> _DATASET EXCERPTS_:

▬▬▬▬▬▬

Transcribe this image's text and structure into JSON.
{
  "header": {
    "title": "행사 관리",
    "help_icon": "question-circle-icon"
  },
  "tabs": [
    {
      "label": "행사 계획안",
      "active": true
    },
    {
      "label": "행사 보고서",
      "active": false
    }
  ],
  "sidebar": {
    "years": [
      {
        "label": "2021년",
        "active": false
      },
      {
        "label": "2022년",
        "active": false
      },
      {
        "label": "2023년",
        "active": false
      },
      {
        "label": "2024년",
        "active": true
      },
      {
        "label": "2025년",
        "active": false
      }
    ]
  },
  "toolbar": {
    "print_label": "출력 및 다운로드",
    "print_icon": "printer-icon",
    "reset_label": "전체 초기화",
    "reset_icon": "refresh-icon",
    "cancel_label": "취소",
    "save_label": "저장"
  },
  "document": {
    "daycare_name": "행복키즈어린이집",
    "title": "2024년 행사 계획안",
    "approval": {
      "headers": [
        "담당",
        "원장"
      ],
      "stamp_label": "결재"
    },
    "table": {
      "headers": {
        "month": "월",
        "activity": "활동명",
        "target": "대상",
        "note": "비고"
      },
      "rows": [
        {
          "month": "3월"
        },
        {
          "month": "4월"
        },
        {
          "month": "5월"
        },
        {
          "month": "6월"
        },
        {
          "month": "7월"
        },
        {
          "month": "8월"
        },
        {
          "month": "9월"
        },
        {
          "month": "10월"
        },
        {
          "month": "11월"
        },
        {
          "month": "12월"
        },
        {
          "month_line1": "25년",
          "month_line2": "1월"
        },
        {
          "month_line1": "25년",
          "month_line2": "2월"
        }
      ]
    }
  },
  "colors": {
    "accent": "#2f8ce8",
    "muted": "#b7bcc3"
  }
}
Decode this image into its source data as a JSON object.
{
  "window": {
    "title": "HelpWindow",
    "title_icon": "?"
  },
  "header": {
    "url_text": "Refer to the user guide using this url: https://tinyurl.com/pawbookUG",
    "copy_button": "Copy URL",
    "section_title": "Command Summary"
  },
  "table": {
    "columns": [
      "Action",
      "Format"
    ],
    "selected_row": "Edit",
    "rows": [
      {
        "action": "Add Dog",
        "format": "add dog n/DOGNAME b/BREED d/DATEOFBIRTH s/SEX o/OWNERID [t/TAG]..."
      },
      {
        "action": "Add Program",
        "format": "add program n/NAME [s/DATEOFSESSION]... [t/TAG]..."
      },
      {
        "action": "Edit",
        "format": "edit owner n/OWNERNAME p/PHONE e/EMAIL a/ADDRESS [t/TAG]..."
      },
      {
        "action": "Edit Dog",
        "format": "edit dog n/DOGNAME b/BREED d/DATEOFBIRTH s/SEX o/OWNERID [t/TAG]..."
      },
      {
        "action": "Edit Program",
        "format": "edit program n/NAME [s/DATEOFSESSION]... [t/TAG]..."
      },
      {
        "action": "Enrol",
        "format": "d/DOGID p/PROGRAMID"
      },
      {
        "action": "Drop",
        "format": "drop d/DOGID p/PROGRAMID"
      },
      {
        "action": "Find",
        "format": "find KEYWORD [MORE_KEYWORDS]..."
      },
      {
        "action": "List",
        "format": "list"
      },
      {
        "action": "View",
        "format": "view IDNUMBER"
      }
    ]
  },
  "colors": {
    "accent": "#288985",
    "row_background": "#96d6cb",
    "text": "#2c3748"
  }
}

▬▬▬▬▬▬

> _DIRECTIONS_:
Restate all of the entries exactly, please.

> _SOLUTION FOR THIS EXERCISE_:
Transcribe this image's text and structure into JSON.
{
  "header": {
    "title": "행사 관리",
    "help_icon": "question-circle-icon"
  },
  "tabs": [
    {
      "label": "행사 계획안",
      "active": true
    },
    {
      "label": "행사 보고서",
      "active": false
    }
  ],
  "sidebar": {
    "years": [
      {
        "label": "2021년",
        "active": false
      },
      {
        "label": "2022년",
        "active": false
      },
      {
        "label": "2023년",
        "active": false
      },
      {
        "label": "2024년",
        "active": true
      },
      {
        "label": "2025년",
        "active": false
      }
    ]
  },
  "toolbar": {
    "print_label": "출력 및 다운로드",
    "print_icon": "printer-icon",
    "reset_label": "전체 초기화",
    "reset_icon": "refresh-icon",
    "cancel_label": "취소",
    "save_label": "저장"
  },
  "document": {
    "daycare_name": "행복키즈어린이집",
    "title": "2024년 행사 계획안",
    "approval": {
      "headers": [
        "담당",
        "원장"
      ],
      "stamp_label": "결재"
    },
    "table": {
      "headers": {
        "month": "월",
        "activity": "활동명",
        "target": "대상",
        "note": "비고"
      },
      "rows": [
        {
          "month": "3월"
        },
        {
          "month": "4월"
        },
        {
          "month": "5월"
        },
        {
          "month": "6월"
        },
        {
          "month": "7월"
        },
        {
          "month": "8월"
        },
        {
          "month": "9월"
        },
        {
          "month": "10월"
        },
        {
          "month": "11월"
        },
        {
          "month": "12월"
        },
        {
          "month_line1": "25년",
          "month_line2": "1월"
        },
        {
          "month_line1": "25년",
          "month_line2": "2월"
        }
      ]
    }
  },
  "colors": {
    "accent": "#2f8ce8",
    "muted": "#b7bcc3"
  }
}
Decode this image into its source data as a JSON object.
{
  "window": {
    "title": "HelpWindow",
    "title_icon": "?"
  },
  "header": {
    "url_text": "Refer to the user guide using this url: https://tinyurl.com/pawbookUG",
    "copy_button": "Copy URL",
    "section_title": "Command Summary"
  },
  "table": {
    "columns": [
      "Action",
      "Format"
    ],
    "selected_row": "Edit",
    "rows": [
      {
        "action": "Add Dog",
        "format": "add dog n/DOGNAME b/BREED d/DATEOFBIRTH s/SEX o/OWNERID [t/TAG]..."
      },
      {
        "action": "Add Program",
        "format": "add program n/NAME [s/DATEOFSESSION]... [t/TAG]..."
      },
      {
        "action": "Edit",
        "format": "edit owner n/OWNERNAME p/PHONE e/EMAIL a/ADDRESS [t/TAG]..."
      },
      {
        "action": "Edit Dog",
        "format": "edit dog n/DOGNAME b/BREED d/DATEOFBIRTH s/SEX o/OWNERID [t/TAG]..."
      },
      {
        "action": "Edit Program",
        "format": "edit program n/NAME [s/DATEOFSESSION]... [t/TAG]..."
      },
      {
        "action": "Enrol",
        "format": "d/DOGID p/PROGRAMID"
      },
      {
        "action": "Drop",
        "format": "drop d/DOGID p/PROGRAMID"
      },
      {
        "action": "Find",
        "format": "find KEYWORD [MORE_KEYWORDS]..."
      },
      {
        "action": "List",
        "format": "list"
      },
      {
        "action": "View",
        "format": "view IDNUMBER"
      }
    ]
  },
  "colors": {
    "accent": "#288985",
    "row_background": "#96d6cb",
    "text": "#2c3748"
  }
}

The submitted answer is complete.